(Okuma metni):
Site icon İnternet Haberler Köşe Yazıları Yorumlar Siyaset Ekonomi Spor

Özgür Özel kapasitesizliği!

Özgür Özel kapasitesizliği!


M. NEDİM HAZAR | YORUM

Türkiye’de siyasal muhalefet, son 10 yılda sadece örgütsel değil, zihinsel bir çöküş yaşıyor. Bu çöküşün merkezinde Cumhuriyet Halk Partisi ve onun bugünkü lideri Özgür Özel bulunuyor. Özel’in söyleminde ve davranışlarında gözlemlenen fevrilik, stratejik derinlik yoksunluğu ve duygusal tepkisellik, daha geniş bir kurumsal sorunun, yani liderliğin niteliğinin kurumsal hafızadan kopuşunun göstergesi aynı zamanda.

(Yazılı alıştırma A):
Özgür Özel üzerine yorum yazısına göre şu soruları cevaplayın:
(i) Yazı kimin imzasını taşıyor?
(ii) Türkiye'de siyasal muhalefet ne kadar süredir çöküş yaşıyor?
(iii) Bu çöküşün merkezinde hangi parti ve hangi lider bulunuyor?
(Yazılı alıştırma B):
Özgür Özel üzerine yorum yazısını, son cümlesinden sonrasıyla sürdürün.

(Veri):
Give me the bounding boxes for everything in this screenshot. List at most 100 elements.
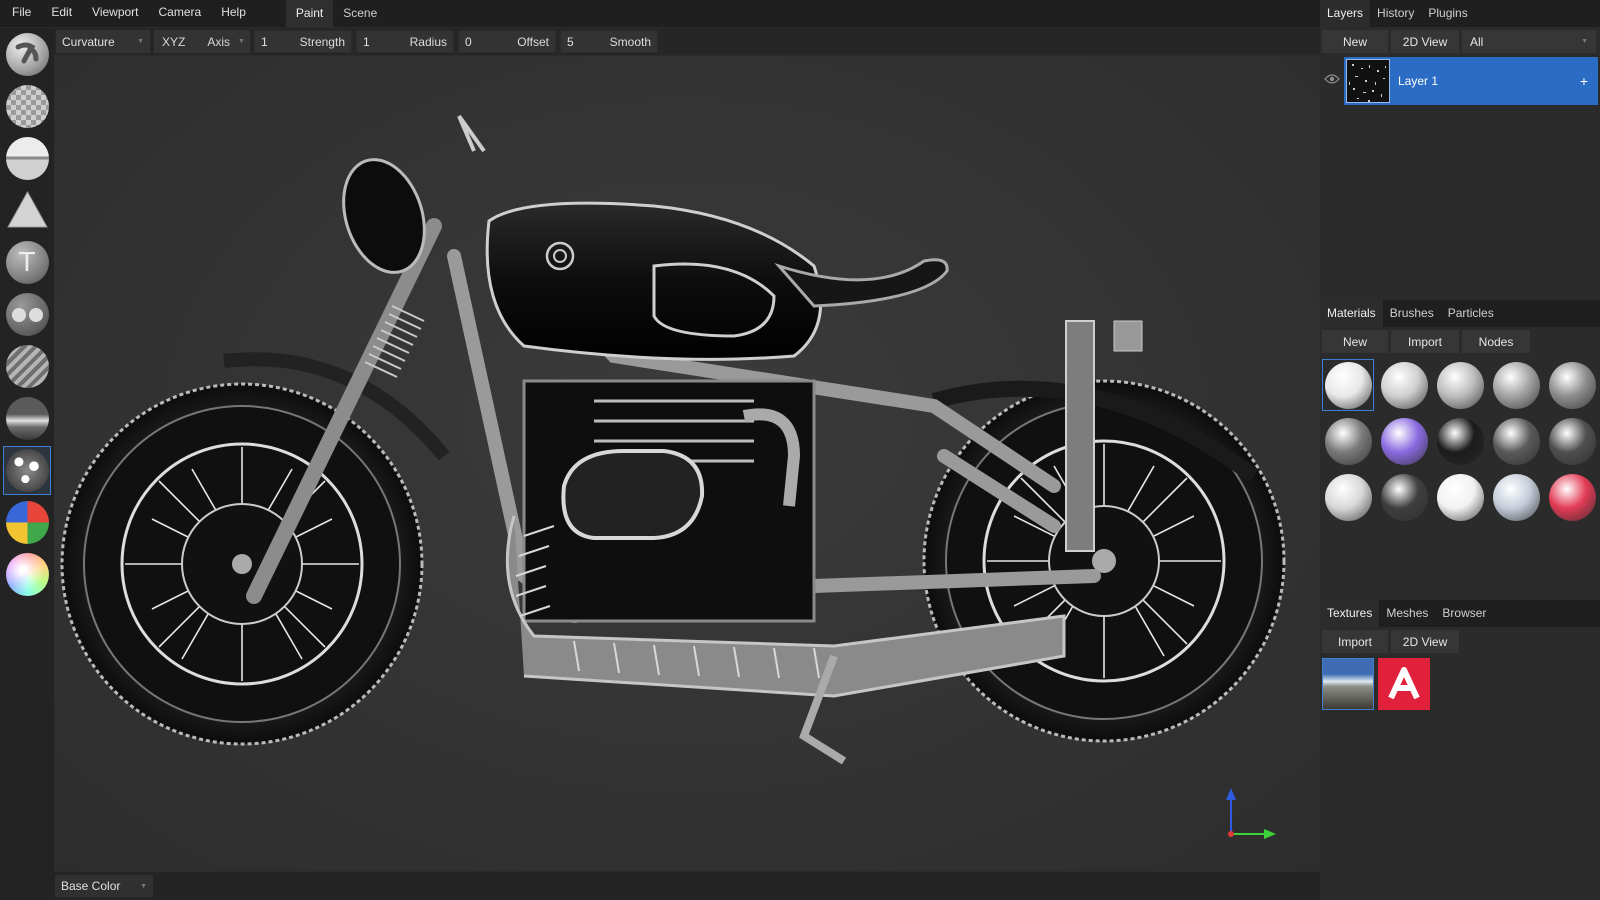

(Beklenen cevap A):
(i) M. Nedim Hazar
(ii) Son 10 yıldır
(iii) Cumhuriyet Halk Partisi ve partinin bugünkü lideri Özgür Özel

(Beklenen cevap B):
CHP, uzun yıllar boyunca “devletin partisi” olma kimliğinden yurttaşın partisi olma kimliğine geçemedi ne yazık ki. Özgür Özel’in yükselişi, bu dönüşüm ihtiyacına bir cevap olarak sunulmuştu; ancak çok kısa sürede onun da “eski düzen reflekslerini” bu kez duygusal reaksiyon biçiminde yeniden ürettiği görüldü. Özel, iktidarın baskıcı dilinden etkileniyor, ona öykünerek kendisini ‘sert muhalefet lideri’ olarak inşa etmeye çalışıyor. Oysa gerçek siyasal feraset, iktidarın diline teslim olmadan kendi dilini kurmayı gerektirir.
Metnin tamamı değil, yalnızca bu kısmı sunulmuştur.